> _DESCRIPTION OF THE TASK_: The entries below should be quoted exactly, with no pictures carried over.

> _EXERCISE MATERIAL_:
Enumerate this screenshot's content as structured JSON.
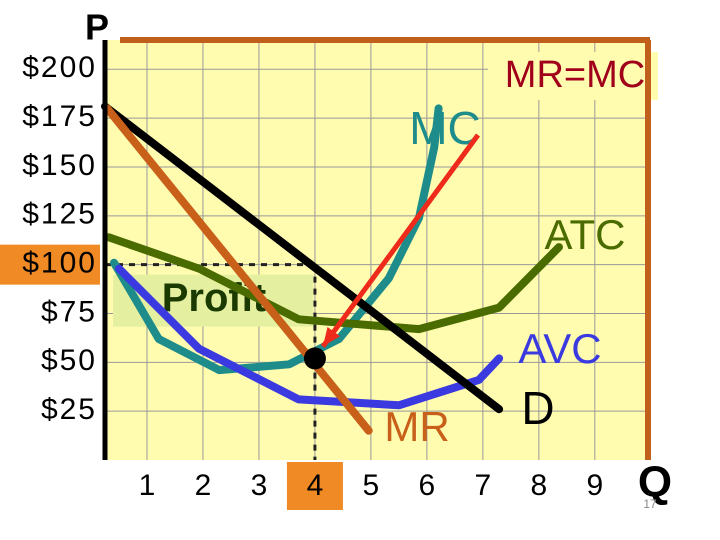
{
  "chart_data": {
    "type": "line",
    "y_label": "P",
    "x_label": "Q",
    "xlim": [
      0.25,
      9.95
    ],
    "ylim": [
      0,
      215
    ],
    "xticks": [
      1,
      2,
      3,
      4,
      5,
      6,
      7,
      8,
      9
    ],
    "yticks": [
      {
        "value": 200,
        "label": "$200"
      },
      {
        "value": 175,
        "label": "$175"
      },
      {
        "value": 150,
        "label": "$150"
      },
      {
        "value": 125,
        "label": "$125"
      },
      {
        "value": 100,
        "label": "$100"
      },
      {
        "value": 75,
        "label": "$75"
      },
      {
        "value": 50,
        "label": "$50"
      },
      {
        "value": 25,
        "label": "$25"
      }
    ],
    "grid": true,
    "series": [
      {
        "name": "MC",
        "color": "#1f8c8c",
        "x": [
          0.41,
          1.21,
          2.29,
          3.54,
          4.43,
          5.32,
          5.86,
          6.13,
          6.21
        ],
        "values": [
          101,
          62,
          46,
          49,
          62,
          93,
          124,
          160,
          180
        ]
      },
      {
        "name": "ATC",
        "color": "#4a6b00",
        "x": [
          0.32,
          1.93,
          3.71,
          5.86,
          7.29,
          8.36
        ],
        "values": [
          114,
          98,
          72,
          67,
          78,
          109
        ]
      },
      {
        "name": "AVC",
        "color": "#3a3ae0",
        "x": [
          0.5,
          1.93,
          3.71,
          5.5,
          6.93,
          7.29
        ],
        "values": [
          98,
          57,
          31,
          28,
          41,
          52
        ]
      },
      {
        "name": "D",
        "color": "#000000",
        "x": [
          0.25,
          7.29
        ],
        "values": [
          181,
          26
        ]
      },
      {
        "name": "MR",
        "color": "#c8601a",
        "x": [
          0.29,
          4.96
        ],
        "values": [
          180,
          15
        ]
      }
    ],
    "equilibrium": {
      "label": "MR=MC",
      "x": 4,
      "y": 52,
      "price": 100
    },
    "profit_label": "Profit",
    "slide_number": "17"
  }
}
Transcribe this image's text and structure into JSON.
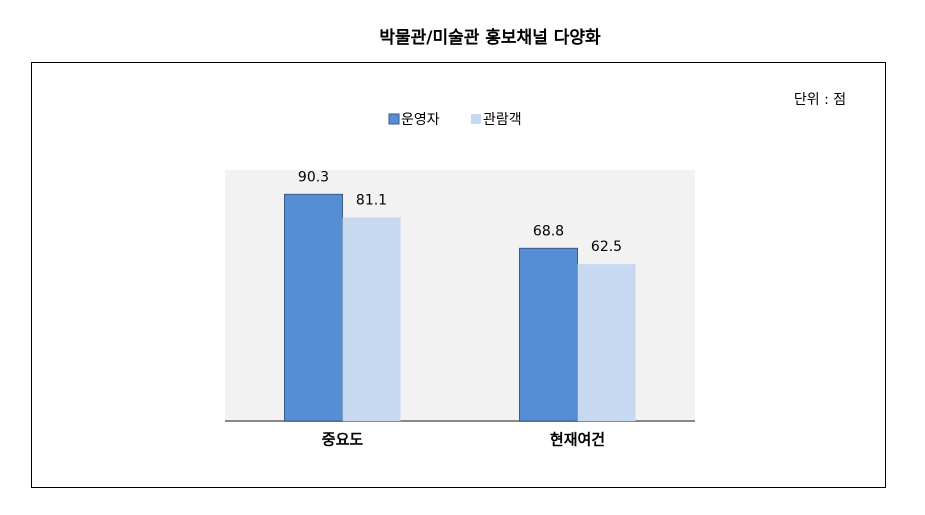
{
  "chart_data": {
    "type": "bar",
    "title": "박물관/미술관 홍보채널 다양화",
    "unit_note": "단위 : 점",
    "categories": [
      "중요도",
      "현재여건"
    ],
    "series": [
      {
        "name": "운영자",
        "color": "#558ed5",
        "values": [
          90.3,
          68.8
        ]
      },
      {
        "name": "관람객",
        "color": "#c6d9f1",
        "values": [
          81.1,
          62.5
        ]
      }
    ],
    "ylim": [
      0,
      100
    ]
  }
}
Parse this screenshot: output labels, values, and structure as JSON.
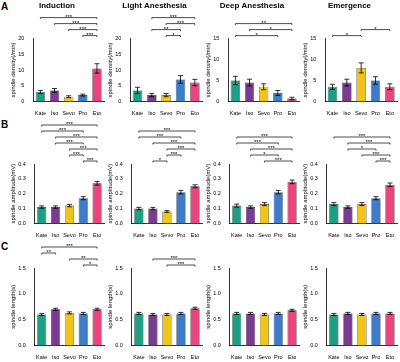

> _EXERCISE OUTPUT_:
Enumerate this screenshot's content as structured JSON.
{
  "chart_data": {
    "type": "line",
    "y_label": "P",
    "x_label": "Q",
    "xlim": [
      0.25,
      9.95
    ],
    "ylim": [
      0,
      215
    ],
    "xticks": [
      1,
      2,
      3,
      4,
      5,
      6,
      7,
      8,
      9
    ],
    "yticks": [
      {
        "value": 200,
        "label": "$200"
      },
      {
        "value": 175,
        "label": "$175"
      },
      {
        "value": 150,
        "label": "$150"
      },
      {
        "value": 125,
        "label": "$125"
      },
      {
        "value": 100,
        "label": "$100"
      },
      {
        "value": 75,
        "label": "$75"
      },
      {
        "value": 50,
        "label": "$50"
      },
      {
        "value": 25,
        "label": "$25"
      }
    ],
    "grid": true,
    "series": [
      {
        "name": "MC",
        "color": "#1f8c8c",
        "x": [
          0.41,
          1.21,
          2.29,
          3.54,
          4.43,
          5.32,
          5.86,
          6.13,
          6.21
        ],
        "values": [
          101,
          62,
          46,
          49,
          62,
          93,
          124,
          160,
          180
        ]
      },
      {
        "name": "ATC",
        "color": "#4a6b00",
        "x": [
          0.32,
          1.93,
          3.71,
          5.86,
          7.29,
          8.36
        ],
        "values": [
          114,
          98,
          72,
          67,
          78,
          109
        ]
      },
      {
        "name": "AVC",
        "color": "#3a3ae0",
        "x": [
          0.5,
          1.93,
          3.71,
          5.5,
          6.93,
          7.29
        ],
        "values": [
          98,
          57,
          31,
          28,
          41,
          52
        ]
      },
      {
        "name": "D",
        "color": "#000000",
        "x": [
          0.25,
          7.29
        ],
        "values": [
          181,
          26
        ]
      },
      {
        "name": "MR",
        "color": "#c8601a",
        "x": [
          0.29,
          4.96
        ],
        "values": [
          180,
          15
        ]
      }
    ],
    "equilibrium": {
      "label": "MR=MC",
      "x": 4,
      "y": 52,
      "price": 100
    },
    "profit_label": "Profit",
    "slide_number": "17"
  }
}
Transcribe this image's text and structure into JSON.
{
  "chart_data": {
    "type": "bar",
    "title": "박물관/미술관 홍보채널 다양화",
    "unit_note": "단위 : 점",
    "categories": [
      "중요도",
      "현재여건"
    ],
    "series": [
      {
        "name": "운영자",
        "color": "#558ed5",
        "values": [
          90.3,
          68.8
        ]
      },
      {
        "name": "관람객",
        "color": "#c6d9f1",
        "values": [
          81.1,
          62.5
        ]
      }
    ],
    "ylim": [
      0,
      100
    ]
  }
}
Parse this screenshot: output labels, values, and structure as JSON.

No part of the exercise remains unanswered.